▶ _Problem requirements_
Quote the entries that follow exactly, leaving none out.

Raw records

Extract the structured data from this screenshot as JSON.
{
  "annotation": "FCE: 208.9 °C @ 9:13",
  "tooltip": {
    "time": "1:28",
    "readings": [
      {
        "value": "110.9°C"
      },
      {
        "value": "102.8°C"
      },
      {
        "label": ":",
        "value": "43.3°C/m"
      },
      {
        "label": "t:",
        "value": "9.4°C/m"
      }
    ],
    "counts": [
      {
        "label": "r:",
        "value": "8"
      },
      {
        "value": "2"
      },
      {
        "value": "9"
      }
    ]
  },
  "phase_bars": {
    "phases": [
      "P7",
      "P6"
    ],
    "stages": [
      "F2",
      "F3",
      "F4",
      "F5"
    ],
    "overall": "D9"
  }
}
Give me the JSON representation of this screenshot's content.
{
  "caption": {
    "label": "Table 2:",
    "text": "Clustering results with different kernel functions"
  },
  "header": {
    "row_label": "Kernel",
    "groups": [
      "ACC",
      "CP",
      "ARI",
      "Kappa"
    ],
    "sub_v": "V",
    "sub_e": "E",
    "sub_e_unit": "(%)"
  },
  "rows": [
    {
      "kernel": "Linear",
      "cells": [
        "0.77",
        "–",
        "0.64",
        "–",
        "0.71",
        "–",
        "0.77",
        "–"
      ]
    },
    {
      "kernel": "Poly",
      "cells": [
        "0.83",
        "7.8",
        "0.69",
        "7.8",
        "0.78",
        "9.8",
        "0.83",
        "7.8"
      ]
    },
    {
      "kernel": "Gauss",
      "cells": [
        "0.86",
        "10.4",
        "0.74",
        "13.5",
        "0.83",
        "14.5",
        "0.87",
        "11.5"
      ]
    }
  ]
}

▶ _Written reply_
Extract the structured data from this screenshot as JSON.
{
  "annotation": "FCE: 208.9 °C @ 9:13",
  "tooltip": {
    "time": "1:28",
    "readings": [
      {
        "value": "110.9°C"
      },
      {
        "value": "102.8°C"
      },
      {
        "label": ":",
        "value": "43.3°C/m"
      },
      {
        "label": "t:",
        "value": "9.4°C/m"
      }
    ],
    "counts": [
      {
        "label": "r:",
        "value": "8"
      },
      {
        "value": "2"
      },
      {
        "value": "9"
      }
    ]
  },
  "phase_bars": {
    "phases": [
      "P7",
      "P6"
    ],
    "stages": [
      "F2",
      "F3",
      "F4",
      "F5"
    ],
    "overall": "D9"
  }
}
Give me the JSON representation of this screenshot's content.
{
  "caption": {
    "label": "Table 2:",
    "text": "Clustering results with different kernel functions"
  },
  "header": {
    "row_label": "Kernel",
    "groups": [
      "ACC",
      "CP",
      "ARI",
      "Kappa"
    ],
    "sub_v": "V",
    "sub_e": "E",
    "sub_e_unit": "(%)"
  },
  "rows": [
    {
      "kernel": "Linear",
      "cells": [
        "0.77",
        "–",
        "0.64",
        "–",
        "0.71",
        "–",
        "0.77",
        "–"
      ]
    },
    {
      "kernel": "Poly",
      "cells": [
        "0.83",
        "7.8",
        "0.69",
        "7.8",
        "0.78",
        "9.8",
        "0.83",
        "7.8"
      ]
    },
    {
      "kernel": "Gauss",
      "cells": [
        "0.86",
        "10.4",
        "0.74",
        "13.5",
        "0.83",
        "14.5",
        "0.87",
        "11.5"
      ]
    }
  ]
}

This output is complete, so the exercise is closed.